Instruction ▸
Here are some records; copy every line that holds the word "Alloy".

Material for this task ▸
########################################

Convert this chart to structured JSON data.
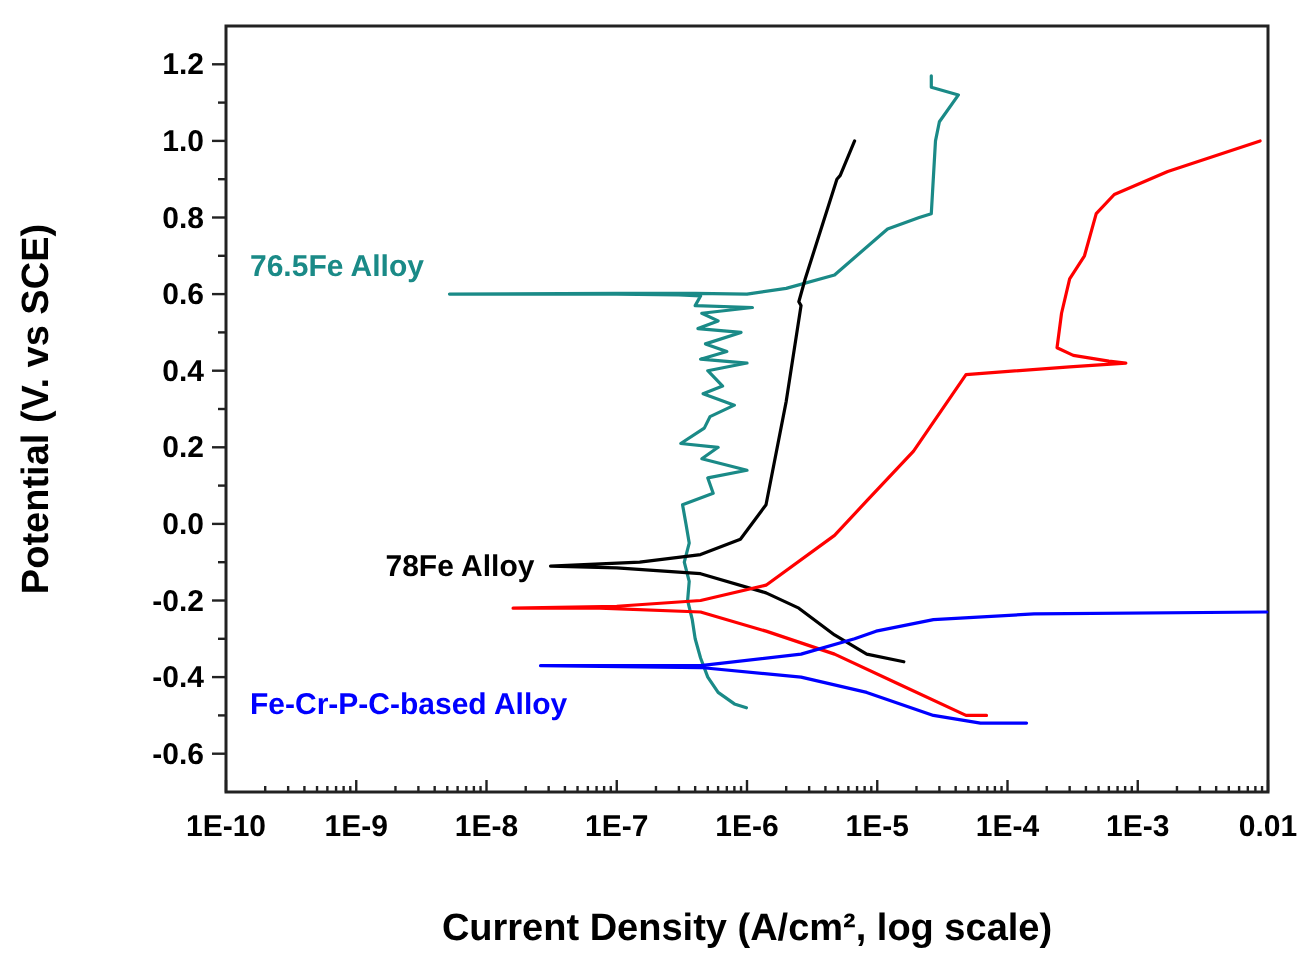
{
  "chart_data": {
    "type": "line",
    "xlabel": "Current Density (A/cm², log scale)",
    "ylabel": "Potential (V. vs SCE)",
    "log": "x",
    "xlim": [
      1e-10,
      0.01
    ],
    "ylim": [
      -0.7,
      1.3
    ],
    "xticks": [
      {
        "value": 1e-10,
        "label": "1E-10"
      },
      {
        "value": 2e-10,
        "label": null
      },
      {
        "value": 3e-10,
        "label": null
      },
      {
        "value": 4e-10,
        "label": null
      },
      {
        "value": 5e-10,
        "label": null
      },
      {
        "value": 6e-10,
        "label": null
      },
      {
        "value": 7e-10,
        "label": null
      },
      {
        "value": 8e-10,
        "label": null
      },
      {
        "value": 9e-10,
        "label": null
      },
      {
        "value": 1e-09,
        "label": "1E-9"
      },
      {
        "value": 2e-09,
        "label": null
      },
      {
        "value": 3e-09,
        "label": null
      },
      {
        "value": 4e-09,
        "label": null
      },
      {
        "value": 5e-09,
        "label": null
      },
      {
        "value": 6e-09,
        "label": null
      },
      {
        "value": 7e-09,
        "label": null
      },
      {
        "value": 8e-09,
        "label": null
      },
      {
        "value": 9e-09,
        "label": null
      },
      {
        "value": 1e-08,
        "label": "1E-8"
      },
      {
        "value": 2e-08,
        "label": null
      },
      {
        "value": 3e-08,
        "label": null
      },
      {
        "value": 4e-08,
        "label": null
      },
      {
        "value": 5e-08,
        "label": null
      },
      {
        "value": 6e-08,
        "label": null
      },
      {
        "value": 7e-08,
        "label": null
      },
      {
        "value": 8e-08,
        "label": null
      },
      {
        "value": 9e-08,
        "label": null
      },
      {
        "value": 1e-07,
        "label": "1E-7"
      },
      {
        "value": 2e-07,
        "label": null
      },
      {
        "value": 3e-07,
        "label": null
      },
      {
        "value": 4e-07,
        "label": null
      },
      {
        "value": 5e-07,
        "label": null
      },
      {
        "value": 6e-07,
        "label": null
      },
      {
        "value": 7e-07,
        "label": null
      },
      {
        "value": 8e-07,
        "label": null
      },
      {
        "value": 9e-07,
        "label": null
      },
      {
        "value": 1e-06,
        "label": "1E-6"
      },
      {
        "value": 2e-06,
        "label": null
      },
      {
        "value": 3e-06,
        "label": null
      },
      {
        "value": 4e-06,
        "label": null
      },
      {
        "value": 5e-06,
        "label": null
      },
      {
        "value": 6e-06,
        "label": null
      },
      {
        "value": 7e-06,
        "label": null
      },
      {
        "value": 8e-06,
        "label": null
      },
      {
        "value": 9e-06,
        "label": null
      },
      {
        "value": 1e-05,
        "label": "1E-5"
      },
      {
        "value": 2e-05,
        "label": null
      },
      {
        "value": 3e-05,
        "label": null
      },
      {
        "value": 4e-05,
        "label": null
      },
      {
        "value": 5e-05,
        "label": null
      },
      {
        "value": 6e-05,
        "label": null
      },
      {
        "value": 7e-05,
        "label": null
      },
      {
        "value": 8e-05,
        "label": null
      },
      {
        "value": 9e-05,
        "label": null
      },
      {
        "value": 0.0001,
        "label": "1E-4"
      },
      {
        "value": 0.0002,
        "label": null
      },
      {
        "value": 0.0003,
        "label": null
      },
      {
        "value": 0.0004,
        "label": null
      },
      {
        "value": 0.0005,
        "label": null
      },
      {
        "value": 0.0006,
        "label": null
      },
      {
        "value": 0.0007,
        "label": null
      },
      {
        "value": 0.0008,
        "label": null
      },
      {
        "value": 0.0009,
        "label": null
      },
      {
        "value": 0.001,
        "label": "1E-3"
      },
      {
        "value": 0.002,
        "label": null
      },
      {
        "value": 0.003,
        "label": null
      },
      {
        "value": 0.004,
        "label": null
      },
      {
        "value": 0.005,
        "label": null
      },
      {
        "value": 0.006,
        "label": null
      },
      {
        "value": 0.007,
        "label": null
      },
      {
        "value": 0.008,
        "label": null
      },
      {
        "value": 0.009,
        "label": null
      },
      0.01
    ],
    "yticks": [
      -0.6,
      {
        "value": -0.5,
        "label": null
      },
      -0.4,
      {
        "value": -0.3,
        "label": null
      },
      -0.2,
      {
        "value": -0.1,
        "label": null
      },
      {
        "value": 0,
        "label": "0.0"
      },
      {
        "value": 0.1,
        "label": null
      },
      0.2,
      {
        "value": 0.3,
        "label": null
      },
      0.4,
      {
        "value": 0.5,
        "label": null
      },
      0.6,
      {
        "value": 0.7,
        "label": null
      },
      0.8,
      {
        "value": 0.9,
        "label": null
      },
      {
        "value": 1.0,
        "label": "1.0"
      },
      {
        "value": 1.1,
        "label": null
      },
      1.2
    ],
    "series": [
      {
        "name": "76.5Fe Alloy",
        "color": "#1a8a87",
        "x": [
          9.9e-07,
          8e-07,
          6e-07,
          5e-07,
          4.4e-07,
          4e-07,
          3.8e-07,
          3.5e-07,
          3.6e-07,
          3.3e-07,
          3.6e-07,
          3.4e-07,
          3.2e-07,
          5.5e-07,
          5e-07,
          1e-06,
          4.5e-07,
          6e-07,
          3.1e-07,
          4.7e-07,
          5.2e-07,
          8e-07,
          4.6e-07,
          6.5e-07,
          5e-07,
          1e-06,
          4.4e-07,
          7e-07,
          4.8e-07,
          9e-07,
          4.2e-07,
          6e-07,
          4.5e-07,
          1.1e-06,
          4e-07,
          4.4e-07,
          3e-07,
          1e-07,
          5.2e-09,
          1e-07,
          4e-07,
          1e-06,
          2e-06,
          4.7e-06,
          1.2e-05,
          2.1e-05,
          2.6e-05,
          2.8e-05,
          3e-05,
          4.2e-05,
          2.6e-05,
          2.6e-05
        ],
        "values": [
          -0.48,
          -0.47,
          -0.44,
          -0.4,
          -0.35,
          -0.3,
          -0.25,
          -0.2,
          -0.15,
          -0.1,
          -0.05,
          0.0,
          0.05,
          0.08,
          0.12,
          0.14,
          0.17,
          0.2,
          0.21,
          0.25,
          0.28,
          0.31,
          0.34,
          0.36,
          0.4,
          0.42,
          0.43,
          0.45,
          0.47,
          0.5,
          0.51,
          0.53,
          0.55,
          0.565,
          0.57,
          0.595,
          0.598,
          0.6,
          0.6,
          0.602,
          0.602,
          0.6,
          0.615,
          0.65,
          0.77,
          0.8,
          0.81,
          1.0,
          1.05,
          1.12,
          1.14,
          1.17
        ]
      },
      {
        "name": "78Fe Alloy",
        "color": "#000000",
        "x": [
          1.6e-05,
          8.3e-06,
          4.7e-06,
          2.5e-06,
          1.4e-06,
          4.4e-07,
          1e-07,
          3.1e-08,
          1.5e-07,
          4.4e-07,
          8.9e-07,
          1.4e-06,
          2e-06,
          2.6e-06,
          2.5e-06,
          2.8e-06,
          4.9e-06,
          5.2e-06,
          6.7e-06
        ],
        "values": [
          -0.36,
          -0.34,
          -0.29,
          -0.22,
          -0.18,
          -0.13,
          -0.115,
          -0.11,
          -0.1,
          -0.08,
          -0.04,
          0.05,
          0.32,
          0.57,
          0.58,
          0.64,
          0.9,
          0.91,
          1.0
        ]
      },
      {
        "color": "#ff0000",
        "x": [
          6.9e-05,
          4.8e-05,
          1.5e-05,
          4.7e-06,
          1.4e-06,
          4.4e-07,
          7.4e-08,
          1.6e-08,
          1e-07,
          4.4e-07,
          1.4e-06,
          4.7e-06,
          8.3e-06,
          1.9e-05,
          4.8e-05,
          0.0003,
          0.00081,
          0.0006,
          0.00032,
          0.00024,
          0.00026,
          0.0003,
          0.00039,
          0.00048,
          0.00066,
          0.0017,
          0.0087
        ],
        "values": [
          -0.5,
          -0.5,
          -0.42,
          -0.34,
          -0.28,
          -0.23,
          -0.22,
          -0.22,
          -0.215,
          -0.2,
          -0.16,
          -0.03,
          0.06,
          0.19,
          0.39,
          0.41,
          0.42,
          0.425,
          0.44,
          0.46,
          0.55,
          0.64,
          0.7,
          0.81,
          0.86,
          0.92,
          1.0
        ]
      },
      {
        "name": "Fe-Cr-P-C-based Alloy",
        "color": "#0000ff",
        "x": [
          0.00014,
          6.2e-05,
          2.7e-05,
          8.3e-06,
          2.6e-06,
          4.4e-07,
          2.6e-08,
          4.4e-07,
          2.6e-06,
          6.7e-06,
          9.8e-06,
          2.7e-05,
          0.00016,
          0.0098
        ],
        "values": [
          -0.52,
          -0.52,
          -0.5,
          -0.44,
          -0.4,
          -0.375,
          -0.37,
          -0.37,
          -0.34,
          -0.3,
          -0.28,
          -0.25,
          -0.235,
          -0.23
        ]
      }
    ]
  }
}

########################################

Final answer ▸
        "name": "76.5Fe Alloy",
        "name": "78Fe Alloy",
        "name": "Fe-Cr-P-C-based Alloy",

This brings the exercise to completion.